**Task requirements**
Gather all lines from the material that contain "системы".

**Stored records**

•••

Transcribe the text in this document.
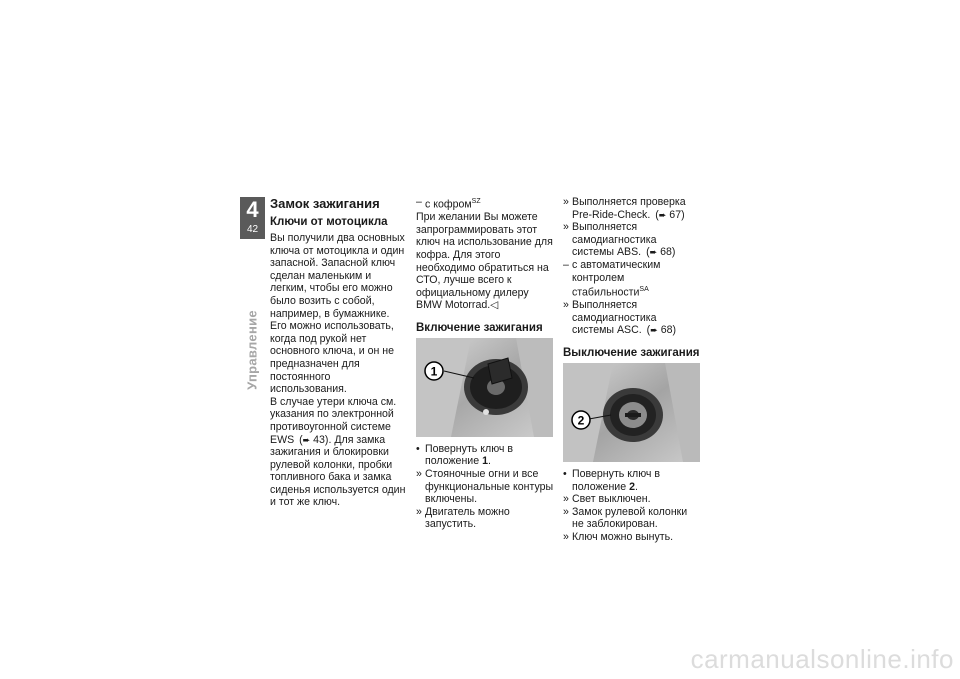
4
42
Управление
Замок зажигания
Ключи от мотоцикла

Вы получили два основных ключа от мотоцикла и один запасной. Запасной ключ сделан маленьким и легким, чтобы его можно было возить с собой, например, в бумажнике. Его можно использовать, когда под рукой нет основного ключа, и он не предназначен для постоянного использования.

В случае утери ключа см. указания по электронной противоугонной системе EWS (➨ 43). Для замка зажигания и блокировки рулевой колонки, пробки топливного бака и замка сиденья используется один и тот же ключ.

– с кофром$^{SZ}$

При желании Вы можете запрограммировать этот ключ на использование для кофра. Для этого необходимо обратиться на СТО, лучше всего к официальному дилеру BMW Motorrad.◁

Включение зажигания
1
• Повернуть ключ в положение 1.
» Стояночные огни и все функциональные контуры включены.
» Двигатель можно запустить.
» Выполняется проверка Pre-Ride-Check. (➨ 67)
» Выполняется самодиагностика системы ABS. (➨ 68)
– с автоматическим контролем стабильности$^{SA}$
» Выполняется самодиагностика системы ASC. (➨ 68)
Выключение зажигания
2
• Повернуть ключ в положение 2.
» Свет выключен.
» Замок рулевой колонки не заблокирован.
» Ключ можно вынуть.
carmanualsonline.info
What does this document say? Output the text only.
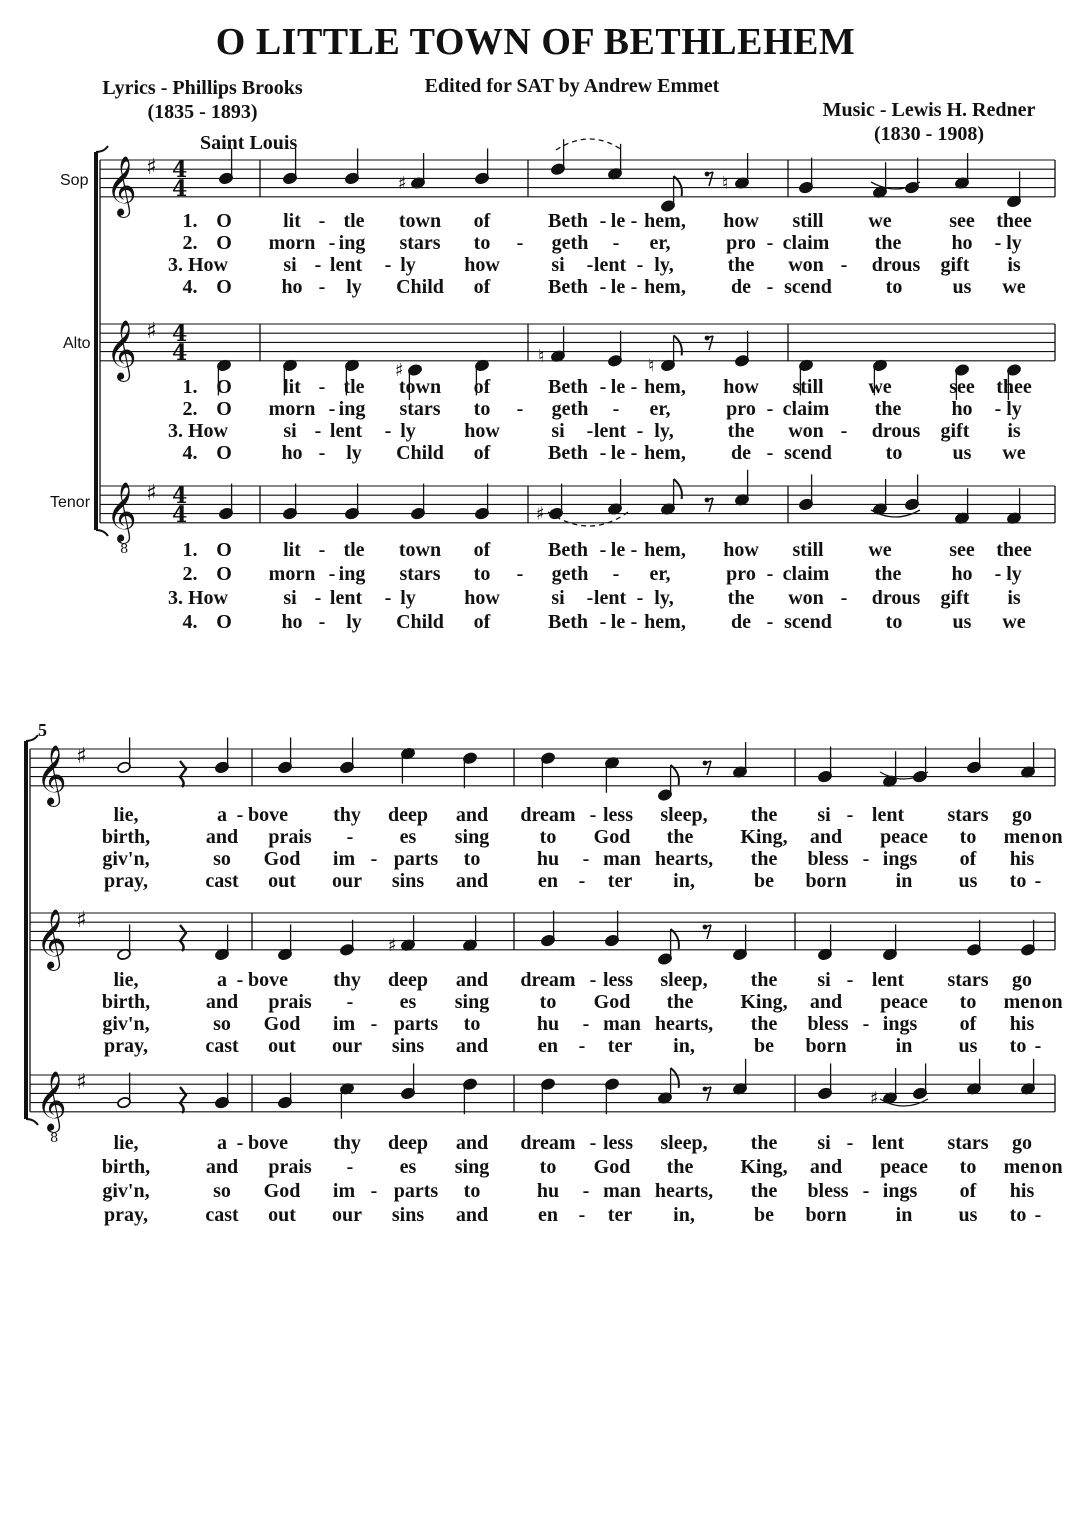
O LITTLE TOWN OF BETHLEHEM
Lyrics - Phillips Brooks
(1835 - 1893)
Edited for SAT by Andrew Emmet
Music - Lewis H. Redner
(1830 - 1908)
Saint Louis
Sop
Alto
Tenor
5
𝄞 ♯ 4
4
𝄞 ♯ 4
4
𝄞 ♯ 4
4
8
𝄞 ♯
𝄞 ♯
𝄞 ♯
8
♯	♮
♯
♮	♮
♯
♯
♯
1. O	lit - tle town of	Beth - le - hem, how still we	see thee
2. O morn - ing stars to - geth - er,	pro - claim the	ho - ly
3. How	si - lent - ly how	si - lent - ly,	the won - drous gift is
4. O ho - ly Child of	Beth - le - hem, de - scend	to	us we
1. O	lit - tle town of	Beth - le - hem, how still we	see thee
2. O morn - ing stars to - geth - er,	pro - claim the	ho - ly
3. How	si - lent - ly how	si - lent - ly,	the won - drous gift is
4. O ho - ly Child of	Beth - le - hem, de - scend	to	us we
1. O	lit - tle town of	Beth - le - hem, how still we	see thee
2. O morn - ing stars to - geth - er,	pro - claim the	ho - ly
3. How	si - lent - ly how	si - lent - ly,	the won - drous gift is
4. O ho - ly Child of	Beth - le - hem, de - scend	to	us we
lie,	a - bove thy deep and dream - less sleep, the si - lent stars go
birth,	and prais - es sing	to God the King, and peace to men on
giv'n,	so God im - parts to	hu - man hearts, the bless - ings of his
pray,	cast out our sins and en - ter in,	be born in us to -
lie,	a - bove thy deep and dream - less sleep, the si - lent stars go
birth,	and prais - es sing	to God the King, and peace to men on
giv'n,	so God im - parts to	hu - man hearts, the bless - ings of his
pray,	cast out our sins and en - ter in,	be born in us to -
lie,	a - bove thy deep and dream - less sleep, the si - lent stars go
birth,	and prais - es sing	to God the King, and peace to men on
giv'n,	so God im - parts to	hu - man hearts, the bless - ings of his
pray,	cast out our sins and en - ter in,	be born in us to -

•••

**Problem solution**
» Выполняется самодиагностика системы ABS. (➨ 68)
» Выполняется самодиагностика системы ASC. (➨ 68)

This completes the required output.